INSTRUCTION = Write out the records again, exactly, leaving none out.

-------------------------

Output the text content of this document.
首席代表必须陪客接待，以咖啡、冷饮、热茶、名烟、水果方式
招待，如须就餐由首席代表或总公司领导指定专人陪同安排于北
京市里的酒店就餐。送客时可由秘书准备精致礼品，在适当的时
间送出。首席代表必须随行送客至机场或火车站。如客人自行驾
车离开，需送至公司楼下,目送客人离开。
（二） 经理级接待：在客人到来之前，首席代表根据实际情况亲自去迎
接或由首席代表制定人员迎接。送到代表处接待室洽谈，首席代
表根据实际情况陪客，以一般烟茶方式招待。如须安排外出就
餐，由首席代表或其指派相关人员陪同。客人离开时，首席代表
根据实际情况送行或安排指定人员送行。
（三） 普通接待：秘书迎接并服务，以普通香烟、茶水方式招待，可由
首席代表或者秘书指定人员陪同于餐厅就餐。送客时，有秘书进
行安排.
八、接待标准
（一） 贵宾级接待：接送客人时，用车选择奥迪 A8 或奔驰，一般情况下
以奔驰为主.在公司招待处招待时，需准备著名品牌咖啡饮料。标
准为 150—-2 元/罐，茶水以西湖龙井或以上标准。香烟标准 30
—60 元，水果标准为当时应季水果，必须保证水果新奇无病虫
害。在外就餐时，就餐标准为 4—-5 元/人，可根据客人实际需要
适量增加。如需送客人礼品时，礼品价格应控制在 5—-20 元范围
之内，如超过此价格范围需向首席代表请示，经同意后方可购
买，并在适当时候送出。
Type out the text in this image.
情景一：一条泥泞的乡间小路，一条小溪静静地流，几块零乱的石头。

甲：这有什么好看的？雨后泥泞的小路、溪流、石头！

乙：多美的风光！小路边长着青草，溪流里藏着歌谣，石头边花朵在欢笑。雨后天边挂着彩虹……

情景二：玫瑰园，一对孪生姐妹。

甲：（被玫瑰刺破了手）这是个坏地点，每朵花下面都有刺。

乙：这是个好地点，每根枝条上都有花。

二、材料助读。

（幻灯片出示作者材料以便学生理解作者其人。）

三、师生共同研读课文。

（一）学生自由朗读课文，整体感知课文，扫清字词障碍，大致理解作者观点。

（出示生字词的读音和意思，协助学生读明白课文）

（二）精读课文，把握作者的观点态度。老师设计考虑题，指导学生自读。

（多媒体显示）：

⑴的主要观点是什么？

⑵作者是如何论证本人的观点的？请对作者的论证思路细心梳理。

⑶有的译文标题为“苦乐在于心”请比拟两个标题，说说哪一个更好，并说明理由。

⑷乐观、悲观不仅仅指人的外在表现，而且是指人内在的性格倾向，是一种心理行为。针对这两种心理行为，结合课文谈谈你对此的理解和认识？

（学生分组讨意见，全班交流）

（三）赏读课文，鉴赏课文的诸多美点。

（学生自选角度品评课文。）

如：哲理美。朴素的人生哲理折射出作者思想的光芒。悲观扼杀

-------------------------

SOLUTION TO THIS TASK =
Output the text content of this document.
首席代表必须陪客接待，以咖啡、冷饮、热茶、名烟、水果方式
招待，如须就餐由首席代表或总公司领导指定专人陪同安排于北
京市里的酒店就餐。送客时可由秘书准备精致礼品，在适当的时
间送出。首席代表必须随行送客至机场或火车站。如客人自行驾
车离开，需送至公司楼下,目送客人离开。
（二） 经理级接待：在客人到来之前，首席代表根据实际情况亲自去迎
接或由首席代表制定人员迎接。送到代表处接待室洽谈，首席代
表根据实际情况陪客，以一般烟茶方式招待。如须安排外出就
餐，由首席代表或其指派相关人员陪同。客人离开时，首席代表
根据实际情况送行或安排指定人员送行。
（三） 普通接待：秘书迎接并服务，以普通香烟、茶水方式招待，可由
首席代表或者秘书指定人员陪同于餐厅就餐。送客时，有秘书进
行安排.
八、接待标准
（一） 贵宾级接待：接送客人时，用车选择奥迪 A8 或奔驰，一般情况下
以奔驰为主.在公司招待处招待时，需准备著名品牌咖啡饮料。标
准为 150—-2 元/罐，茶水以西湖龙井或以上标准。香烟标准 30
—60 元，水果标准为当时应季水果，必须保证水果新奇无病虫
害。在外就餐时，就餐标准为 4—-5 元/人，可根据客人实际需要
适量增加。如需送客人礼品时，礼品价格应控制在 5—-20 元范围
之内，如超过此价格范围需向首席代表请示，经同意后方可购
买，并在适当时候送出。
Type out the text in this image.
情景一：一条泥泞的乡间小路，一条小溪静静地流，几块零乱的石头。

甲：这有什么好看的？雨后泥泞的小路、溪流、石头！

乙：多美的风光！小路边长着青草，溪流里藏着歌谣，石头边花朵在欢笑。雨后天边挂着彩虹……

情景二：玫瑰园，一对孪生姐妹。

甲：（被玫瑰刺破了手）这是个坏地点，每朵花下面都有刺。

乙：这是个好地点，每根枝条上都有花。

二、材料助读。

（幻灯片出示作者材料以便学生理解作者其人。）

三、师生共同研读课文。

（一）学生自由朗读课文，整体感知课文，扫清字词障碍，大致理解作者观点。

（出示生字词的读音和意思，协助学生读明白课文）

（二）精读课文，把握作者的观点态度。老师设计考虑题，指导学生自读。

（多媒体显示）：

⑴的主要观点是什么？

⑵作者是如何论证本人的观点的？请对作者的论证思路细心梳理。

⑶有的译文标题为“苦乐在于心”请比拟两个标题，说说哪一个更好，并说明理由。

⑷乐观、悲观不仅仅指人的外在表现，而且是指人内在的性格倾向，是一种心理行为。针对这两种心理行为，结合课文谈谈你对此的理解和认识？

（学生分组讨意见，全班交流）

（三）赏读课文，鉴赏课文的诸多美点。

（学生自选角度品评课文。）

如：哲理美。朴素的人生哲理折射出作者思想的光芒。悲观扼杀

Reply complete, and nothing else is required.